■ **Task description**
Search the material for the word "указанного" and copy each line that holds it.

..........

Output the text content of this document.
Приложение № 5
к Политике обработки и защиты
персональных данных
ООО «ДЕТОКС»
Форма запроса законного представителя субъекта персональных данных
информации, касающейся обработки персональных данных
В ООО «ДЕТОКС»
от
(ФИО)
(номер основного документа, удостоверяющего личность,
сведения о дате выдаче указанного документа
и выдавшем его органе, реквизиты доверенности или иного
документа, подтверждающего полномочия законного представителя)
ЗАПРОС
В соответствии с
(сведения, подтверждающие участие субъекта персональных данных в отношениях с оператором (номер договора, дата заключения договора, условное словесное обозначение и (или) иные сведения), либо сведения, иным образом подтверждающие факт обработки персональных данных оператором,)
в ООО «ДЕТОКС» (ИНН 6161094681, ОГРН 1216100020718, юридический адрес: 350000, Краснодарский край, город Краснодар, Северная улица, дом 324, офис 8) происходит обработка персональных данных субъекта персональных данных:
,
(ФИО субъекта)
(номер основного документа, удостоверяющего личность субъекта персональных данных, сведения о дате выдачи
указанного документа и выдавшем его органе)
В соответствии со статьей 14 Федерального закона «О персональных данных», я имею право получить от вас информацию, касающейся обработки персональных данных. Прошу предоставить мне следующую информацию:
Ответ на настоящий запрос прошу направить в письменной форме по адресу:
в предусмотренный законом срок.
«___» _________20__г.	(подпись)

..........

■ **Response to the task**
сведения о дате выдаче указанного документа
указанного документа и выдавшем его органе)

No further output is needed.